Work instructions
A – In the passage on automatic document summarization, what ancillary costs come with the advantage of neural methods?
B – Resume the passage on automatic document summarization, starting after its last sentence.

Given text
Keywords

1 Problem and Motivation

Automatic Document Summarization (ADS) aims to shorten the text without compromising its essence. Additionally, it reduces readers’ time and cognitive effort to comprehend the information in the document. Recent advances in ADS confirm its popularity and appositeness among the research community. The current revolution in neural methods and resulting masked language models in NLP have remarkably enhanced the performance of document summarization methods. However, the advantage comes with the ancillary cost of preparation of annotated data and the time required to train the models. The trained models inherit the training data characteristics and unintentionally acquire domain- and collection-dependence. Further, these models lack transparency and interpretability. The overheads associated with neural models galvanized the research work presented here. The approaches presented in this work are unsupervised, language-, domain- and collection-independent. Moreover, the methods are explainable and fast enough to summarize documents in real-time.

Recorded data
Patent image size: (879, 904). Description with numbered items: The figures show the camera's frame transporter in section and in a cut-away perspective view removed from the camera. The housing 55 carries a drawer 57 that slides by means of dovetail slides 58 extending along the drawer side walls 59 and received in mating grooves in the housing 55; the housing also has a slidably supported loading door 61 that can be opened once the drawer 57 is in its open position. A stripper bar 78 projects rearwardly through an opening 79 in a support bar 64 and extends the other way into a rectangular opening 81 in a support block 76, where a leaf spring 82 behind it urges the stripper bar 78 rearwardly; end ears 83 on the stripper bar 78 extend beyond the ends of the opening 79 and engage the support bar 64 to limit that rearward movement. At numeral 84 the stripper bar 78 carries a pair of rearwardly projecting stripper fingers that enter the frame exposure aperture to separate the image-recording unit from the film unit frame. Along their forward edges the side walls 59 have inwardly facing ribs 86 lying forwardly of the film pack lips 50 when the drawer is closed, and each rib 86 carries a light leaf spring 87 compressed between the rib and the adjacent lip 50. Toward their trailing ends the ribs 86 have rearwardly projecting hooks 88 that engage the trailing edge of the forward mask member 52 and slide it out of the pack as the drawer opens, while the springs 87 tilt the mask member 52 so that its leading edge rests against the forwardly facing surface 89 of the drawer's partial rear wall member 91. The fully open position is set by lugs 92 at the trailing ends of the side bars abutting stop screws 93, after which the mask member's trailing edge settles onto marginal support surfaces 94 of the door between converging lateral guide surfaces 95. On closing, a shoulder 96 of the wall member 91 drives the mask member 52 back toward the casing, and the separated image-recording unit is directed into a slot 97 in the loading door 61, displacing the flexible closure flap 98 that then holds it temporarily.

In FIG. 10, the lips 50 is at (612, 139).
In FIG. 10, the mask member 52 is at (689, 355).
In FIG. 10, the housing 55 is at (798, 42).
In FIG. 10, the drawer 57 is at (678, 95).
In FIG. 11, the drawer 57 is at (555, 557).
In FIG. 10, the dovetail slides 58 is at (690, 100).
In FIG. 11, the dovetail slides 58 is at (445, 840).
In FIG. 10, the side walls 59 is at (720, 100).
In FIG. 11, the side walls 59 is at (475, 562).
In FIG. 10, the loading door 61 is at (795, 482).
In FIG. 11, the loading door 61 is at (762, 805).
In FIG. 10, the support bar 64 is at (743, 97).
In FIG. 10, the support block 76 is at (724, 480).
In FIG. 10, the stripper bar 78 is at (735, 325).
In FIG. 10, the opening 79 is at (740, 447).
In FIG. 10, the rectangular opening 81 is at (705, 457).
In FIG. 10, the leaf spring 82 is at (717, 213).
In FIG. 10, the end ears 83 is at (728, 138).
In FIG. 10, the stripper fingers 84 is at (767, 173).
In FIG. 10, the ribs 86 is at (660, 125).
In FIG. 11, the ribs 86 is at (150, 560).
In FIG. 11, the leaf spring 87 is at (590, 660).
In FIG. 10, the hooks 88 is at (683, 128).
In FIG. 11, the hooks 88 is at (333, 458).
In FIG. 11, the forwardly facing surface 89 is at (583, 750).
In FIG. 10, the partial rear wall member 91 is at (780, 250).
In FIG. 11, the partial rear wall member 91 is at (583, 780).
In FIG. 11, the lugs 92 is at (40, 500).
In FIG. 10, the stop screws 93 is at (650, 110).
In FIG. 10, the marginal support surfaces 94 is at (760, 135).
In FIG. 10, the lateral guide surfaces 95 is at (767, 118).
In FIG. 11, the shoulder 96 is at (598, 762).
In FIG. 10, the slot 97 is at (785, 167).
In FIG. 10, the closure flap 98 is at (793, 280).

Responses by task
A – The preparation of annotated data and the time required to train the models.

B –
2 Related Work

The earlier work by Lee et al. [4], who applied NMF for extractive single document summarization, provided the original impetus to our study. Peyrard postulated the idea of employing Shannon’s Entropy to capture informativeness required for document summarization, which is another stimulant for our research work [5]. We briefly describe NMF and Entropy in the present context.

(i) Non-negative Matrix Factorization: NMF is a matrix decomposition technique to obtain reduced rank approximation in lower dimensional space. NMF holds the promise to uncover the latent semantic space of the document. Consider a document D represented as a sequence of n sentences (\(S_1, S_2, \dots ,S_n\)) and consisting of m terms (\(t_1, t_2, \dots ,t_m\)). Let A be \(m \times n\) term-sentence matrix for D, where an element \(a_{ij}\) in A denotes the occurrence of term \(t_i\) in sentence \(S_j\). NMF decomposes A into W and H (i.e. \(A \approx WH\)), where W is \(m \times r\) term-topic (feature) matrix, H is \(r \times n\) topic-sentence (co-efficient) matrix and r is the number of latent topics (\(\tau _1, \tau _2, \dots ,\tau _r\)) in the document. Starting with initial seed values for factors, W and H, NMF iteratively improves these matrices such that Frobenius norm, \({\mid \mid A- WH \mid \mid }^2_F\) is minimized. Element \(w_{ij}\) in W quantifies the strength of term \(t_i\) in latent topic \(\tau _j\) and element \(h_{ij}\) in H denotes contribution of sentence \(S_j\) in latent topic \(\tau _i\).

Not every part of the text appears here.